Your goal
Set the following entries down again exactly, line by line.

Information provided
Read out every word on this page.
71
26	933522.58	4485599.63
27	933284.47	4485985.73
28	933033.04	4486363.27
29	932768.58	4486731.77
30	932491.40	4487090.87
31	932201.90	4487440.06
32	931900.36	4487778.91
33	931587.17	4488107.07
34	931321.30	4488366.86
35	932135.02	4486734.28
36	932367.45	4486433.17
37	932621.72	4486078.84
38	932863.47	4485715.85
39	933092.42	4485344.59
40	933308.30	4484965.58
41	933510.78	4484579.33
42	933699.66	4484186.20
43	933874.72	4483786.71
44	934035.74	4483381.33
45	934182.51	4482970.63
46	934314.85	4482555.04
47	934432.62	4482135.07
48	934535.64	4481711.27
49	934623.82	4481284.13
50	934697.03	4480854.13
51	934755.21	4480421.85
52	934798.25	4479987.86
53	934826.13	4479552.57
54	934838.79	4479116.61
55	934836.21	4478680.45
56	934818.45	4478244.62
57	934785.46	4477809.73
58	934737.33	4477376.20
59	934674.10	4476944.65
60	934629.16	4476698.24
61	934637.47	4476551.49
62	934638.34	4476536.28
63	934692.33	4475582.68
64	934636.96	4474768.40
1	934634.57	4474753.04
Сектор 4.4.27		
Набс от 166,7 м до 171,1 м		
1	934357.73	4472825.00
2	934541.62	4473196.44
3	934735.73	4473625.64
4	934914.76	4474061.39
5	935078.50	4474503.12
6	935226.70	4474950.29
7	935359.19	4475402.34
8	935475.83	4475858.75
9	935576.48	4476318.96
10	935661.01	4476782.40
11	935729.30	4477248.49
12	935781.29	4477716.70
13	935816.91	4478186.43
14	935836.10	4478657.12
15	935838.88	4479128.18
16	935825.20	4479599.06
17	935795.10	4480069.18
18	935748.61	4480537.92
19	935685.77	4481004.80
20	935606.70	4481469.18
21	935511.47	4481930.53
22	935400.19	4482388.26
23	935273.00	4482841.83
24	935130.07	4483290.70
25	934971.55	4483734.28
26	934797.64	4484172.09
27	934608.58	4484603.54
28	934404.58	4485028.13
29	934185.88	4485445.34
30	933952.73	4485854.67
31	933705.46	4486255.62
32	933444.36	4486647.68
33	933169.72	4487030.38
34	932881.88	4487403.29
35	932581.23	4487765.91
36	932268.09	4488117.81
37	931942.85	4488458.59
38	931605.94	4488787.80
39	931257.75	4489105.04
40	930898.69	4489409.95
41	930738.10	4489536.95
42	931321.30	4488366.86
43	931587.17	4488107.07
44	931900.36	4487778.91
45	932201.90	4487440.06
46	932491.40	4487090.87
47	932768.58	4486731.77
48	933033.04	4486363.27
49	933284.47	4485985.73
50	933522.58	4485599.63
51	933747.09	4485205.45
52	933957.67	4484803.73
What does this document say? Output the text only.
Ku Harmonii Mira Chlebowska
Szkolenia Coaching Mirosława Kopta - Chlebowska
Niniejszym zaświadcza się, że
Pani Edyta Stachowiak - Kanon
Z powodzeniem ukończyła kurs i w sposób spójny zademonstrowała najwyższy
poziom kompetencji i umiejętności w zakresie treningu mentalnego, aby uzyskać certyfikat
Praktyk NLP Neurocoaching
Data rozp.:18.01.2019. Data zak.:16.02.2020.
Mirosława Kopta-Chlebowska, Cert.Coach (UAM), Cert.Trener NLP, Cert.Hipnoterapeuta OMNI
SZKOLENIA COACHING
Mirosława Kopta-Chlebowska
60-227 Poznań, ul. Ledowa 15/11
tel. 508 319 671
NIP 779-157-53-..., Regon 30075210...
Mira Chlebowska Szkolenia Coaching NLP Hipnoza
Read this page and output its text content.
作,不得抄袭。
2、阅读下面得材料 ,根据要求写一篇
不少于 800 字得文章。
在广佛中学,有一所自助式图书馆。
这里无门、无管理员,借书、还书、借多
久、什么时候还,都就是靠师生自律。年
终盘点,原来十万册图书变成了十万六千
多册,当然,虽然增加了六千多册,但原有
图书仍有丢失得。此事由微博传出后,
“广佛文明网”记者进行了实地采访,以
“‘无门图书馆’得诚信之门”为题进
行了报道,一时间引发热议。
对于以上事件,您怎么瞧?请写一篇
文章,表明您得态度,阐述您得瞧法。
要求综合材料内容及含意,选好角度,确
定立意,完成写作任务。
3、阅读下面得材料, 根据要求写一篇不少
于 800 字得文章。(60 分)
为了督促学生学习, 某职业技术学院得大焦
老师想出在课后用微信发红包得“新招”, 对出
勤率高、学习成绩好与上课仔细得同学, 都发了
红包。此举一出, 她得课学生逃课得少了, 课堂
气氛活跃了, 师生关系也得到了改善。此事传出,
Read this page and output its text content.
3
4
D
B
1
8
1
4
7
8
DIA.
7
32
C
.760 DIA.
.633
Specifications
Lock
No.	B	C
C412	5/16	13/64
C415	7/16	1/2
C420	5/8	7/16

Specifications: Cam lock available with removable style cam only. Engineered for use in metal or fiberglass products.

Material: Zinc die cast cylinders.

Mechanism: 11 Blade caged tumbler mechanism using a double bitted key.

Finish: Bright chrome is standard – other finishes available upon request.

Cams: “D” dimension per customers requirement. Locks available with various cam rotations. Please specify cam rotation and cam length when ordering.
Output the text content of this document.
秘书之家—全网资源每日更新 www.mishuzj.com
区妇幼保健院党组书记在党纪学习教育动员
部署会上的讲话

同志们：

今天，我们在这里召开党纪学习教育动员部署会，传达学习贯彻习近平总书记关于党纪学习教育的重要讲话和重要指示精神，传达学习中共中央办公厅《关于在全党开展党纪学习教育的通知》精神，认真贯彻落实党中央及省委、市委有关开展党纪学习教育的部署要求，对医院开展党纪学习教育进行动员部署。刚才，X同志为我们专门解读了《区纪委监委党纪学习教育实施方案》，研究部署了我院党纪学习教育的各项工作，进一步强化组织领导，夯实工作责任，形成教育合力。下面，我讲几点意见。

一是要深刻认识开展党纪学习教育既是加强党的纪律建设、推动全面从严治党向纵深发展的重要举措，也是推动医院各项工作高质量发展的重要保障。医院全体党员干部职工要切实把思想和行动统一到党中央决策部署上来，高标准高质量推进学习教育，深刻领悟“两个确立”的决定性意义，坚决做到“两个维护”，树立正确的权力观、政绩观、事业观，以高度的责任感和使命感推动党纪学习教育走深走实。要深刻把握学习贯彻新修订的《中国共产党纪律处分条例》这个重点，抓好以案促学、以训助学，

Solution to this problem
Read out every word on this page.
71
26	933522.58	4485599.63
27	933284.47	4485985.73
28	933033.04	4486363.27
29	932768.58	4486731.77
30	932491.40	4487090.87
31	932201.90	4487440.06
32	931900.36	4487778.91
33	931587.17	4488107.07
34	931321.30	4488366.86
35	932135.02	4486734.28
36	932367.45	4486433.17
37	932621.72	4486078.84
38	932863.47	4485715.85
39	933092.42	4485344.59
40	933308.30	4484965.58
41	933510.78	4484579.33
42	933699.66	4484186.20
43	933874.72	4483786.71
44	934035.74	4483381.33
45	934182.51	4482970.63
46	934314.85	4482555.04
47	934432.62	4482135.07
48	934535.64	4481711.27
49	934623.82	4481284.13
50	934697.03	4480854.13
51	934755.21	4480421.85
52	934798.25	4479987.86
53	934826.13	4479552.57
54	934838.79	4479116.61
55	934836.21	4478680.45
56	934818.45	4478244.62
57	934785.46	4477809.73
58	934737.33	4477376.20
59	934674.10	4476944.65
60	934629.16	4476698.24
61	934637.47	4476551.49
62	934638.34	4476536.28
63	934692.33	4475582.68
64	934636.96	4474768.40
1	934634.57	4474753.04
Сектор 4.4.27		
Набс от 166,7 м до 171,1 м		
1	934357.73	4472825.00
2	934541.62	4473196.44
3	934735.73	4473625.64
4	934914.76	4474061.39
5	935078.50	4474503.12
6	935226.70	4474950.29
7	935359.19	4475402.34
8	935475.83	4475858.75
9	935576.48	4476318.96
10	935661.01	4476782.40
11	935729.30	4477248.49
12	935781.29	4477716.70
13	935816.91	4478186.43
14	935836.10	4478657.12
15	935838.88	4479128.18
16	935825.20	4479599.06
17	935795.10	4480069.18
18	935748.61	4480537.92
19	935685.77	4481004.80
20	935606.70	4481469.18
21	935511.47	4481930.53
22	935400.19	4482388.26
23	935273.00	4482841.83
24	935130.07	4483290.70
25	934971.55	4483734.28
26	934797.64	4484172.09
27	934608.58	4484603.54
28	934404.58	4485028.13
29	934185.88	4485445.34
30	933952.73	4485854.67
31	933705.46	4486255.62
32	933444.36	4486647.68
33	933169.72	4487030.38
34	932881.88	4487403.29
35	932581.23	4487765.91
36	932268.09	4488117.81
37	931942.85	4488458.59
38	931605.94	4488787.80
39	931257.75	4489105.04
40	930898.69	4489409.95
41	930738.10	4489536.95
42	931321.30	4488366.86
43	931587.17	4488107.07
44	931900.36	4487778.91
45	932201.90	4487440.06
46	932491.40	4487090.87
47	932768.58	4486731.77
48	933033.04	4486363.27
49	933284.47	4485985.73
50	933522.58	4485599.63
51	933747.09	4485205.45
52	933957.67	4484803.73
What does this document say? Output the text only.
Ku Harmonii Mira Chlebowska
Szkolenia Coaching Mirosława Kopta - Chlebowska
Niniejszym zaświadcza się, że
Pani Edyta Stachowiak - Kanon
Z powodzeniem ukończyła kurs i w sposób spójny zademonstrowała najwyższy
poziom kompetencji i umiejętności w zakresie treningu mentalnego, aby uzyskać certyfikat
Praktyk NLP Neurocoaching
Data rozp.:18.01.2019. Data zak.:16.02.2020.
Mirosława Kopta-Chlebowska, Cert.Coach (UAM), Cert.Trener NLP, Cert.Hipnoterapeuta OMNI
SZKOLENIA COACHING
Mirosława Kopta-Chlebowska
60-227 Poznań, ul. Ledowa 15/11
tel. 508 319 671
NIP 779-157-53-..., Regon 30075210...
Mira Chlebowska Szkolenia Coaching NLP Hipnoza
Read this page and output its text content.
作,不得抄袭。
2、阅读下面得材料 ,根据要求写一篇
不少于 800 字得文章。
在广佛中学,有一所自助式图书馆。
这里无门、无管理员,借书、还书、借多
久、什么时候还,都就是靠师生自律。年
终盘点,原来十万册图书变成了十万六千
多册,当然,虽然增加了六千多册,但原有
图书仍有丢失得。此事由微博传出后,
“广佛文明网”记者进行了实地采访,以
“‘无门图书馆’得诚信之门”为题进
行了报道,一时间引发热议。
对于以上事件,您怎么瞧?请写一篇
文章,表明您得态度,阐述您得瞧法。
要求综合材料内容及含意,选好角度,确
定立意,完成写作任务。
3、阅读下面得材料, 根据要求写一篇不少
于 800 字得文章。(60 分)
为了督促学生学习, 某职业技术学院得大焦
老师想出在课后用微信发红包得“新招”, 对出
勤率高、学习成绩好与上课仔细得同学, 都发了
红包。此举一出, 她得课学生逃课得少了, 课堂
气氛活跃了, 师生关系也得到了改善。此事传出,
Read this page and output its text content.
3
4
D
B
1
8
1
4
7
8
DIA.
7
32
C
.760 DIA.
.633
Specifications
Lock
No.	B	C
C412	5/16	13/64
C415	7/16	1/2
C420	5/8	7/16

Specifications: Cam lock available with removable style cam only. Engineered for use in metal or fiberglass products.

Material: Zinc die cast cylinders.

Mechanism: 11 Blade caged tumbler mechanism using a double bitted key.

Finish: Bright chrome is standard – other finishes available upon request.

Cams: “D” dimension per customers requirement. Locks available with various cam rotations. Please specify cam rotation and cam length when ordering.
Output the text content of this document.
秘书之家—全网资源每日更新 www.mishuzj.com
区妇幼保健院党组书记在党纪学习教育动员
部署会上的讲话

同志们：

今天，我们在这里召开党纪学习教育动员部署会，传达学习贯彻习近平总书记关于党纪学习教育的重要讲话和重要指示精神，传达学习中共中央办公厅《关于在全党开展党纪学习教育的通知》精神，认真贯彻落实党中央及省委、市委有关开展党纪学习教育的部署要求，对医院开展党纪学习教育进行动员部署。刚才，X同志为我们专门解读了《区纪委监委党纪学习教育实施方案》，研究部署了我院党纪学习教育的各项工作，进一步强化组织领导，夯实工作责任，形成教育合力。下面，我讲几点意见。

一是要深刻认识开展党纪学习教育既是加强党的纪律建设、推动全面从严治党向纵深发展的重要举措，也是推动医院各项工作高质量发展的重要保障。医院全体党员干部职工要切实把思想和行动统一到党中央决策部署上来，高标准高质量推进学习教育，深刻领悟“两个确立”的决定性意义，坚决做到“两个维护”，树立正确的权力观、政绩观、事业观，以高度的责任感和使命感推动党纪学习教育走深走实。要深刻把握学习贯彻新修订的《中国共产党纪律处分条例》这个重点，抓好以案促学、以训助学，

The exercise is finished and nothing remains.